SHORT PROBLEM =
Under this task are some entries; return every one of them exactly.
* begin GIVEN RECORDS *
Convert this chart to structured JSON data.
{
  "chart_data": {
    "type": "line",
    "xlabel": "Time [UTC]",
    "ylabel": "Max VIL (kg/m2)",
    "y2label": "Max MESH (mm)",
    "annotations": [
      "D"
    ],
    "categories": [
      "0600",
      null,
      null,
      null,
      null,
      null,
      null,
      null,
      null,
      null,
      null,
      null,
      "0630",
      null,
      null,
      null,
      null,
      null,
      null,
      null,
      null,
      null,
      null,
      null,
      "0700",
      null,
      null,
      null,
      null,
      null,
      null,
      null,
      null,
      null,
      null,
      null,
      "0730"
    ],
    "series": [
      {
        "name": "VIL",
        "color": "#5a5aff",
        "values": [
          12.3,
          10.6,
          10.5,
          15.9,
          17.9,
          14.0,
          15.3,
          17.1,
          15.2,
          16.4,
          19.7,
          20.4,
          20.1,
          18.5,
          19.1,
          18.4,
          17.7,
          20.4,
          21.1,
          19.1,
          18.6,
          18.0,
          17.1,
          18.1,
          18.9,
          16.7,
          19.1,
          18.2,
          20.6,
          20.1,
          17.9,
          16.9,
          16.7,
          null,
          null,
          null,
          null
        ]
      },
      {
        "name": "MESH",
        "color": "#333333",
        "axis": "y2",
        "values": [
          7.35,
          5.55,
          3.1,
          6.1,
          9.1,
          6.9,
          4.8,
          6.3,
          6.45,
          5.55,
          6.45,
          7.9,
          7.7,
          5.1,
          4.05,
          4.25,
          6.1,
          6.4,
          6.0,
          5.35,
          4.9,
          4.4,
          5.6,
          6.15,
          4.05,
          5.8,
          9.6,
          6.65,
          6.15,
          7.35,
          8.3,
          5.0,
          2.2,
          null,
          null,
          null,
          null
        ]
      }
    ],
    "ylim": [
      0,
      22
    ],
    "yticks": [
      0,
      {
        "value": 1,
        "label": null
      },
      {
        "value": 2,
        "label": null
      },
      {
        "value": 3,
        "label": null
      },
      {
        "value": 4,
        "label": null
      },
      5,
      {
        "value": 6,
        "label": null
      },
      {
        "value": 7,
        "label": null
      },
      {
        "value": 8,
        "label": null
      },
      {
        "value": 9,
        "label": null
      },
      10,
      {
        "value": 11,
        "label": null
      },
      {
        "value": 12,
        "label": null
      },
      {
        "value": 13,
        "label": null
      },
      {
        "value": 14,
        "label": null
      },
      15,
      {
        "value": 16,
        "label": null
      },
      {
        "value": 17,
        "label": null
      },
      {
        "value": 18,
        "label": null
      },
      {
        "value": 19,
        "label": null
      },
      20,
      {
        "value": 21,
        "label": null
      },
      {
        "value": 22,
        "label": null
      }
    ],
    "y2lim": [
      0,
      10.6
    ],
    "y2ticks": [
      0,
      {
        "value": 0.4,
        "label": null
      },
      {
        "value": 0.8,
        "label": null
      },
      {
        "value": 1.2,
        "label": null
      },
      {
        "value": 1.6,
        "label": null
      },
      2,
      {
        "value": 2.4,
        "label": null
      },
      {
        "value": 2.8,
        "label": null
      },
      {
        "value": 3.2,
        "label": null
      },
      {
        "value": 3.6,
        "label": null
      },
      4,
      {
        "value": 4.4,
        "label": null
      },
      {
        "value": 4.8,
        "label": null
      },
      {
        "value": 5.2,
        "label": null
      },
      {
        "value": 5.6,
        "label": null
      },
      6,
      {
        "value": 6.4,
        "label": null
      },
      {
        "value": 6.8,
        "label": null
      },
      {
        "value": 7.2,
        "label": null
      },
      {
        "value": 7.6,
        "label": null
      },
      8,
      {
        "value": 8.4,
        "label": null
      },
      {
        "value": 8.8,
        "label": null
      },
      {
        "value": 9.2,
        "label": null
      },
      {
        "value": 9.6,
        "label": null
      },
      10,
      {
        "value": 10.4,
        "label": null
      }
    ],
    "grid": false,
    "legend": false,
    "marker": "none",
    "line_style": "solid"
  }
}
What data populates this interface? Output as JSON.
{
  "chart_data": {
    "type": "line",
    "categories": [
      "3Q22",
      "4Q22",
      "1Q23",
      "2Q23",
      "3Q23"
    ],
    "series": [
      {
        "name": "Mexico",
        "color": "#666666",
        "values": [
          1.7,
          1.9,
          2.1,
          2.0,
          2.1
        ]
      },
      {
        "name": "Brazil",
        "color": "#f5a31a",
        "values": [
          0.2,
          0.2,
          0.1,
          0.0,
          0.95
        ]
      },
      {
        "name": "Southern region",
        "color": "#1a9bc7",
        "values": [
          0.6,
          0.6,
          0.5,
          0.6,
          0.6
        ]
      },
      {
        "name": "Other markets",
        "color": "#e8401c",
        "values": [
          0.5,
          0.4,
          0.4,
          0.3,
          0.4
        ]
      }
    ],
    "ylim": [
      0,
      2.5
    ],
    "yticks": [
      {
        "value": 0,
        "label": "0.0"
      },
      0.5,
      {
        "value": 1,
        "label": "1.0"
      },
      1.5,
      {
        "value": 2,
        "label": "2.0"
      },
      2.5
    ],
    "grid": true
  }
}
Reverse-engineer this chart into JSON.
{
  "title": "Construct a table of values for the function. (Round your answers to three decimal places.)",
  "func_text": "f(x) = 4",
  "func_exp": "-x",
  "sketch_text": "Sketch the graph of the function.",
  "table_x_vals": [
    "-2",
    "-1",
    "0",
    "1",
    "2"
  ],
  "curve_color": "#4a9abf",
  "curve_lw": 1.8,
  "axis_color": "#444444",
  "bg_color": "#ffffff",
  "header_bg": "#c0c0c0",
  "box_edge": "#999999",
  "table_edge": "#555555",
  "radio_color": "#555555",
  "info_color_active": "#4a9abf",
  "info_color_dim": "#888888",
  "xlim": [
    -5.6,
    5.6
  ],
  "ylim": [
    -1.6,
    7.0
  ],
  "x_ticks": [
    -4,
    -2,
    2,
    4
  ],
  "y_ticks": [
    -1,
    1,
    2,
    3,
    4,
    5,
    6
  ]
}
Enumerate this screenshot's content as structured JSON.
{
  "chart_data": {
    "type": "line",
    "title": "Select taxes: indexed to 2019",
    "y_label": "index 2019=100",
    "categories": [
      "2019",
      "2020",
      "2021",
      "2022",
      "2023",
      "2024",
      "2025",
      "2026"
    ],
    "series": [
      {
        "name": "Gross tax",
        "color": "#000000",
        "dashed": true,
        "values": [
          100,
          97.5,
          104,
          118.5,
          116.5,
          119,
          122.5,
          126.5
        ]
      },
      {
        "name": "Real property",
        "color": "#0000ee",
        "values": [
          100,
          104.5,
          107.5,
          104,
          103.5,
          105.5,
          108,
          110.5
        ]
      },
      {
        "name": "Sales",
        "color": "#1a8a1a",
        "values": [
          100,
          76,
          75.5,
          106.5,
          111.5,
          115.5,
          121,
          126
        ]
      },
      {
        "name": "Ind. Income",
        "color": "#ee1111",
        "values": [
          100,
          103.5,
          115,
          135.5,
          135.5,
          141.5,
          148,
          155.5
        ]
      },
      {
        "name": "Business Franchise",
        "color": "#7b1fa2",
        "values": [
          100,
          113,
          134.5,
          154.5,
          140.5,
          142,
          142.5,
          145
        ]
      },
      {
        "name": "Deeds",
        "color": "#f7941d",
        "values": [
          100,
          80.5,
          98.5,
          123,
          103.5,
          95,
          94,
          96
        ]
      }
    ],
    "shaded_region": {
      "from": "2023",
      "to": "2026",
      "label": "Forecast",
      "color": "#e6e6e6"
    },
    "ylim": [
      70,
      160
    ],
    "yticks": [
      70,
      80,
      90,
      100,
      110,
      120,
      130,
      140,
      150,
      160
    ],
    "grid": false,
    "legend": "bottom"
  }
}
* end GIVEN RECORDS *
FULL OUTPUT =
Convert this chart to structured JSON data.
{
  "chart_data": {
    "type": "line",
    "xlabel": "Time [UTC]",
    "ylabel": "Max VIL (kg/m2)",
    "y2label": "Max MESH (mm)",
    "annotations": [
      "D"
    ],
    "categories": [
      "0600",
      null,
      null,
      null,
      null,
      null,
      null,
      null,
      null,
      null,
      null,
      null,
      "0630",
      null,
      null,
      null,
      null,
      null,
      null,
      null,
      null,
      null,
      null,
      null,
      "0700",
      null,
      null,
      null,
      null,
      null,
      null,
      null,
      null,
      null,
      null,
      null,
      "0730"
    ],
    "series": [
      {
        "name": "VIL",
        "color": "#5a5aff",
        "values": [
          12.3,
          10.6,
          10.5,
          15.9,
          17.9,
          14.0,
          15.3,
          17.1,
          15.2,
          16.4,
          19.7,
          20.4,
          20.1,
          18.5,
          19.1,
          18.4,
          17.7,
          20.4,
          21.1,
          19.1,
          18.6,
          18.0,
          17.1,
          18.1,
          18.9,
          16.7,
          19.1,
          18.2,
          20.6,
          20.1,
          17.9,
          16.9,
          16.7,
          null,
          null,
          null,
          null
        ]
      },
      {
        "name": "MESH",
        "color": "#333333",
        "axis": "y2",
        "values": [
          7.35,
          5.55,
          3.1,
          6.1,
          9.1,
          6.9,
          4.8,
          6.3,
          6.45,
          5.55,
          6.45,
          7.9,
          7.7,
          5.1,
          4.05,
          4.25,
          6.1,
          6.4,
          6.0,
          5.35,
          4.9,
          4.4,
          5.6,
          6.15,
          4.05,
          5.8,
          9.6,
          6.65,
          6.15,
          7.35,
          8.3,
          5.0,
          2.2,
          null,
          null,
          null,
          null
        ]
      }
    ],
    "ylim": [
      0,
      22
    ],
    "yticks": [
      0,
      {
        "value": 1,
        "label": null
      },
      {
        "value": 2,
        "label": null
      },
      {
        "value": 3,
        "label": null
      },
      {
        "value": 4,
        "label": null
      },
      5,
      {
        "value": 6,
        "label": null
      },
      {
        "value": 7,
        "label": null
      },
      {
        "value": 8,
        "label": null
      },
      {
        "value": 9,
        "label": null
      },
      10,
      {
        "value": 11,
        "label": null
      },
      {
        "value": 12,
        "label": null
      },
      {
        "value": 13,
        "label": null
      },
      {
        "value": 14,
        "label": null
      },
      15,
      {
        "value": 16,
        "label": null
      },
      {
        "value": 17,
        "label": null
      },
      {
        "value": 18,
        "label": null
      },
      {
        "value": 19,
        "label": null
      },
      20,
      {
        "value": 21,
        "label": null
      },
      {
        "value": 22,
        "label": null
      }
    ],
    "y2lim": [
      0,
      10.6
    ],
    "y2ticks": [
      0,
      {
        "value": 0.4,
        "label": null
      },
      {
        "value": 0.8,
        "label": null
      },
      {
        "value": 1.2,
        "label": null
      },
      {
        "value": 1.6,
        "label": null
      },
      2,
      {
        "value": 2.4,
        "label": null
      },
      {
        "value": 2.8,
        "label": null
      },
      {
        "value": 3.2,
        "label": null
      },
      {
        "value": 3.6,
        "label": null
      },
      4,
      {
        "value": 4.4,
        "label": null
      },
      {
        "value": 4.8,
        "label": null
      },
      {
        "value": 5.2,
        "label": null
      },
      {
        "value": 5.6,
        "label": null
      },
      6,
      {
        "value": 6.4,
        "label": null
      },
      {
        "value": 6.8,
        "label": null
      },
      {
        "value": 7.2,
        "label": null
      },
      {
        "value": 7.6,
        "label": null
      },
      8,
      {
        "value": 8.4,
        "label": null
      },
      {
        "value": 8.8,
        "label": null
      },
      {
        "value": 9.2,
        "label": null
      },
      {
        "value": 9.6,
        "label": null
      },
      10,
      {
        "value": 10.4,
        "label": null
      }
    ],
    "grid": false,
    "legend": false,
    "marker": "none",
    "line_style": "solid"
  }
}
What data populates this interface? Output as JSON.
{
  "chart_data": {
    "type": "line",
    "categories": [
      "3Q22",
      "4Q22",
      "1Q23",
      "2Q23",
      "3Q23"
    ],
    "series": [
      {
        "name": "Mexico",
        "color": "#666666",
        "values": [
          1.7,
          1.9,
          2.1,
          2.0,
          2.1
        ]
      },
      {
        "name": "Brazil",
        "color": "#f5a31a",
        "values": [
          0.2,
          0.2,
          0.1,
          0.0,
          0.95
        ]
      },
      {
        "name": "Southern region",
        "color": "#1a9bc7",
        "values": [
          0.6,
          0.6,
          0.5,
          0.6,
          0.6
        ]
      },
      {
        "name": "Other markets",
        "color": "#e8401c",
        "values": [
          0.5,
          0.4,
          0.4,
          0.3,
          0.4
        ]
      }
    ],
    "ylim": [
      0,
      2.5
    ],
    "yticks": [
      {
        "value": 0,
        "label": "0.0"
      },
      0.5,
      {
        "value": 1,
        "label": "1.0"
      },
      1.5,
      {
        "value": 2,
        "label": "2.0"
      },
      2.5
    ],
    "grid": true
  }
}
Reverse-engineer this chart into JSON.
{
  "title": "Construct a table of values for the function. (Round your answers to three decimal places.)",
  "func_text": "f(x) = 4",
  "func_exp": "-x",
  "sketch_text": "Sketch the graph of the function.",
  "table_x_vals": [
    "-2",
    "-1",
    "0",
    "1",
    "2"
  ],
  "curve_color": "#4a9abf",
  "curve_lw": 1.8,
  "axis_color": "#444444",
  "bg_color": "#ffffff",
  "header_bg": "#c0c0c0",
  "box_edge": "#999999",
  "table_edge": "#555555",
  "radio_color": "#555555",
  "info_color_active": "#4a9abf",
  "info_color_dim": "#888888",
  "xlim": [
    -5.6,
    5.6
  ],
  "ylim": [
    -1.6,
    7.0
  ],
  "x_ticks": [
    -4,
    -2,
    2,
    4
  ],
  "y_ticks": [
    -1,
    1,
    2,
    3,
    4,
    5,
    6
  ]
}
Enumerate this screenshot's content as structured JSON.
{
  "chart_data": {
    "type": "line",
    "title": "Select taxes: indexed to 2019",
    "y_label": "index 2019=100",
    "categories": [
      "2019",
      "2020",
      "2021",
      "2022",
      "2023",
      "2024",
      "2025",
      "2026"
    ],
    "series": [
      {
        "name": "Gross tax",
        "color": "#000000",
        "dashed": true,
        "values": [
          100,
          97.5,
          104,
          118.5,
          116.5,
          119,
          122.5,
          126.5
        ]
      },
      {
        "name": "Real property",
        "color": "#0000ee",
        "values": [
          100,
          104.5,
          107.5,
          104,
          103.5,
          105.5,
          108,
          110.5
        ]
      },
      {
        "name": "Sales",
        "color": "#1a8a1a",
        "values": [
          100,
          76,
          75.5,
          106.5,
          111.5,
          115.5,
          121,
          126
        ]
      },
      {
        "name": "Ind. Income",
        "color": "#ee1111",
        "values": [
          100,
          103.5,
          115,
          135.5,
          135.5,
          141.5,
          148,
          155.5
        ]
      },
      {
        "name": "Business Franchise",
        "color": "#7b1fa2",
        "values": [
          100,
          113,
          134.5,
          154.5,
          140.5,
          142,
          142.5,
          145
        ]
      },
      {
        "name": "Deeds",
        "color": "#f7941d",
        "values": [
          100,
          80.5,
          98.5,
          123,
          103.5,
          95,
          94,
          96
        ]
      }
    ],
    "shaded_region": {
      "from": "2023",
      "to": "2026",
      "label": "Forecast",
      "color": "#e6e6e6"
    },
    "ylim": [
      70,
      160
    ],
    "yticks": [
      70,
      80,
      90,
      100,
      110,
      120,
      130,
      140,
      150,
      160
    ],
    "grid": false,
    "legend": "bottom"
  }
}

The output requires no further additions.